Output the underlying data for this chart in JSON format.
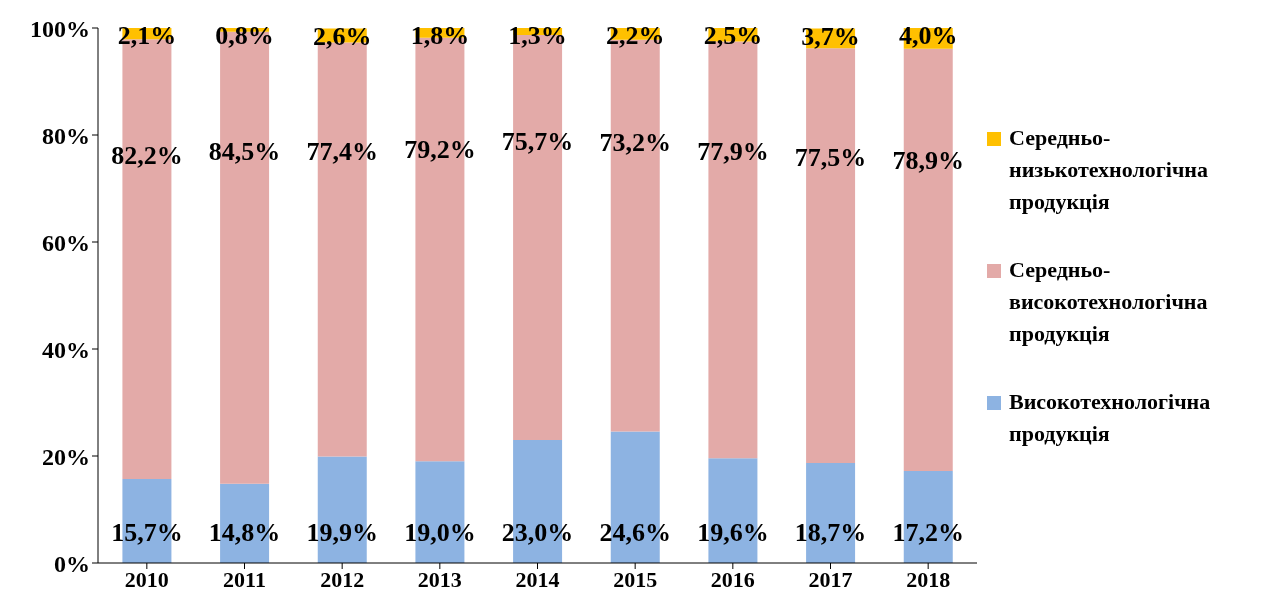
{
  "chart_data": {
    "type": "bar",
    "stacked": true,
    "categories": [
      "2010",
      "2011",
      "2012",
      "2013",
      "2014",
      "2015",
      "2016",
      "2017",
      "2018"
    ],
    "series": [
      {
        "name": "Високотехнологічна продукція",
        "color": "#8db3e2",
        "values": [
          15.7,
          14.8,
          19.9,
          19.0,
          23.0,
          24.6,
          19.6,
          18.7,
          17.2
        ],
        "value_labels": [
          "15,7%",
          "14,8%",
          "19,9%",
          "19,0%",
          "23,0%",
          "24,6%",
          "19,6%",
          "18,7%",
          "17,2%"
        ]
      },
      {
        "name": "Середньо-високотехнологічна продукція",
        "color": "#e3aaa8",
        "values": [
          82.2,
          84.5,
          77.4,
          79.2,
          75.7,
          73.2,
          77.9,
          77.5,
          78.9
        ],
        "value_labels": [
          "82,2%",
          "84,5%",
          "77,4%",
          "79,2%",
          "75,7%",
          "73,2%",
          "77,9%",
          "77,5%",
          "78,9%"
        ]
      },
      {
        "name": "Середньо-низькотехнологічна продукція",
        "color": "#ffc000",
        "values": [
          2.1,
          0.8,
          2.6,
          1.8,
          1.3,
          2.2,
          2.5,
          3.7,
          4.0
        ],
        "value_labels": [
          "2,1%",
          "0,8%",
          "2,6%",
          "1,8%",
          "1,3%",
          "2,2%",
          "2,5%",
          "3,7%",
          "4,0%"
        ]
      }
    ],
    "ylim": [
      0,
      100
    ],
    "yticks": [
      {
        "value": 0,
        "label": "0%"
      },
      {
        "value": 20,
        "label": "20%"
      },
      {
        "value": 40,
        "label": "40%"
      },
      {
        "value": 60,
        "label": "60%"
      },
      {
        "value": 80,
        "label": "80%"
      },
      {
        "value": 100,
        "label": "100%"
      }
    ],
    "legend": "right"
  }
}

══════════

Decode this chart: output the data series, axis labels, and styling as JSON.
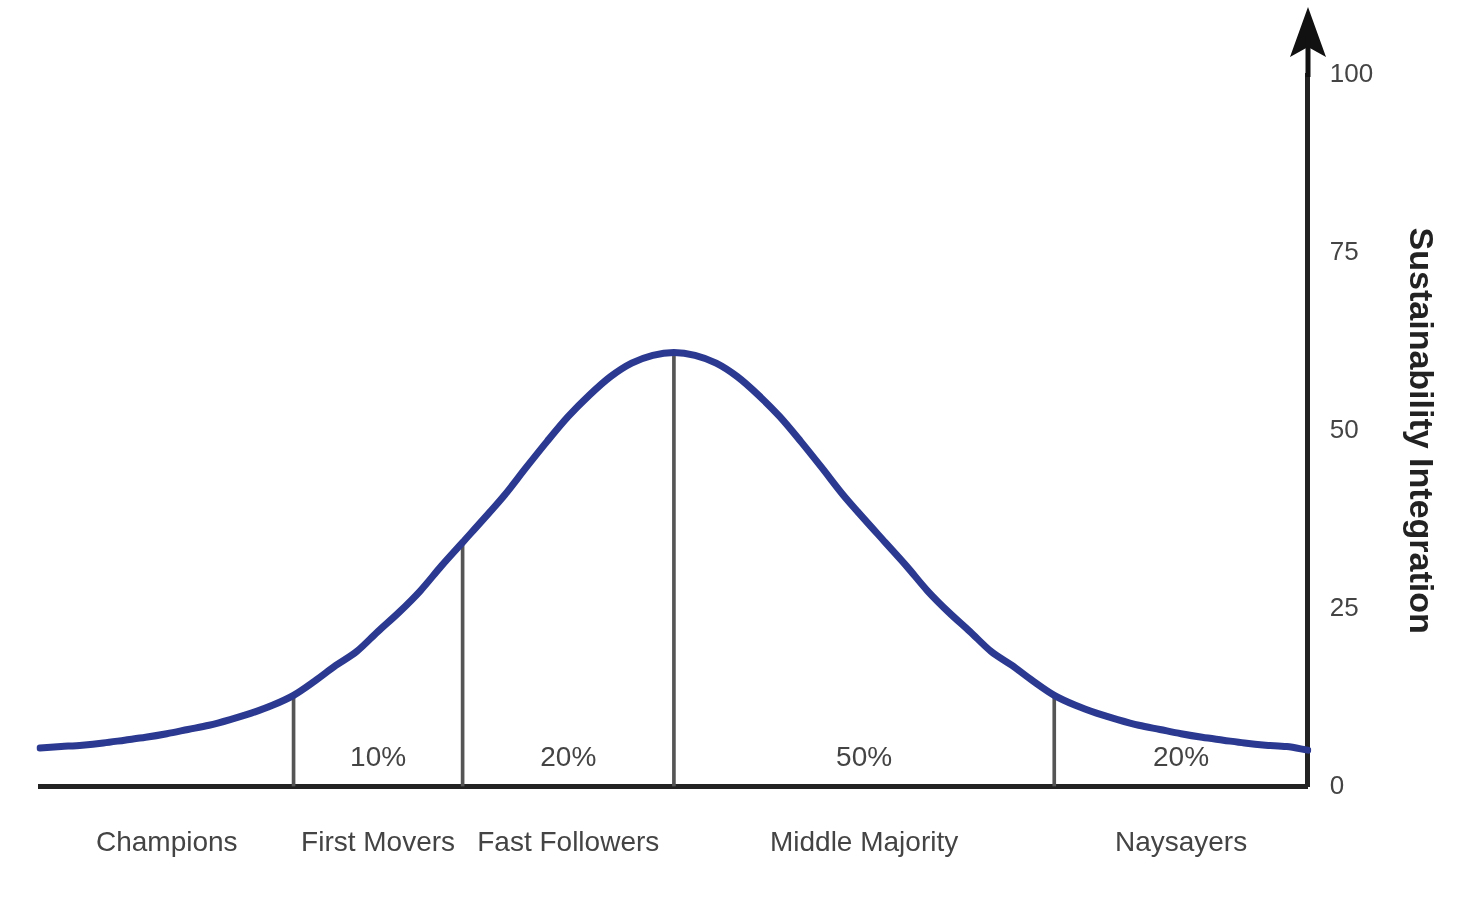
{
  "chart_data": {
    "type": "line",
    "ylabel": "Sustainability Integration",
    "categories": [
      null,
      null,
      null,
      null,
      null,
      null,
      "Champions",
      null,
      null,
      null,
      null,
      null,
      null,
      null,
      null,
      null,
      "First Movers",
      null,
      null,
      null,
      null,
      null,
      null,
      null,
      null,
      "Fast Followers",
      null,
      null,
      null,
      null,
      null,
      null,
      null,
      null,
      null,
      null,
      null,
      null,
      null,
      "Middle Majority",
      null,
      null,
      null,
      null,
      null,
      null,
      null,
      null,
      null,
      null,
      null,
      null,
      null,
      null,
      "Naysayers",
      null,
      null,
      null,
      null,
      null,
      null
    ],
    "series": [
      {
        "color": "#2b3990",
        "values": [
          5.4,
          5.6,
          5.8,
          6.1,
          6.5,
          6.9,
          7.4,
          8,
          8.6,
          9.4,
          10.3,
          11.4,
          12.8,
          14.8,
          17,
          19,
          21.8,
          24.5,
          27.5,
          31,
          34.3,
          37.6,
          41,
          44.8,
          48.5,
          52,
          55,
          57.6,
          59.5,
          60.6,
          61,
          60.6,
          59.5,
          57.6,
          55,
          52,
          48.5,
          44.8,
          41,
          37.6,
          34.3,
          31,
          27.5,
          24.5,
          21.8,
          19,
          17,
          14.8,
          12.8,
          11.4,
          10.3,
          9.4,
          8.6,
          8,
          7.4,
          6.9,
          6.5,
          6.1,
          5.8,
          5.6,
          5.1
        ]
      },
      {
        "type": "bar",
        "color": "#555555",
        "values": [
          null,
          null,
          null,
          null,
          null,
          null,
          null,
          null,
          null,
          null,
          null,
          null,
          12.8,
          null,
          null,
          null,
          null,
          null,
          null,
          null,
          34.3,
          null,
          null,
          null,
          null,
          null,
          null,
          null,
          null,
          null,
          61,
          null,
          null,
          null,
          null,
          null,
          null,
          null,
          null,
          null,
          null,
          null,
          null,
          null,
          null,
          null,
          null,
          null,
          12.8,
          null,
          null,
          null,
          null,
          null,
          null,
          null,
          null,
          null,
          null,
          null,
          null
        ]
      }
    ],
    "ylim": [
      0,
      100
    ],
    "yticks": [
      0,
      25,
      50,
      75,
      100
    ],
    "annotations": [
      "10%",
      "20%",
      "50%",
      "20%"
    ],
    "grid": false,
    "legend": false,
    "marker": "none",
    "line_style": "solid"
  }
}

══════════

* _WRITTEN REQUEST_
Which lines of the data above contain "this"? Copy each one.

* _EXPECTED ANSWER_
Output the underlying data for this chart in JSON format.
Decode this chart: output the data series, axis labels, and styling as JSON.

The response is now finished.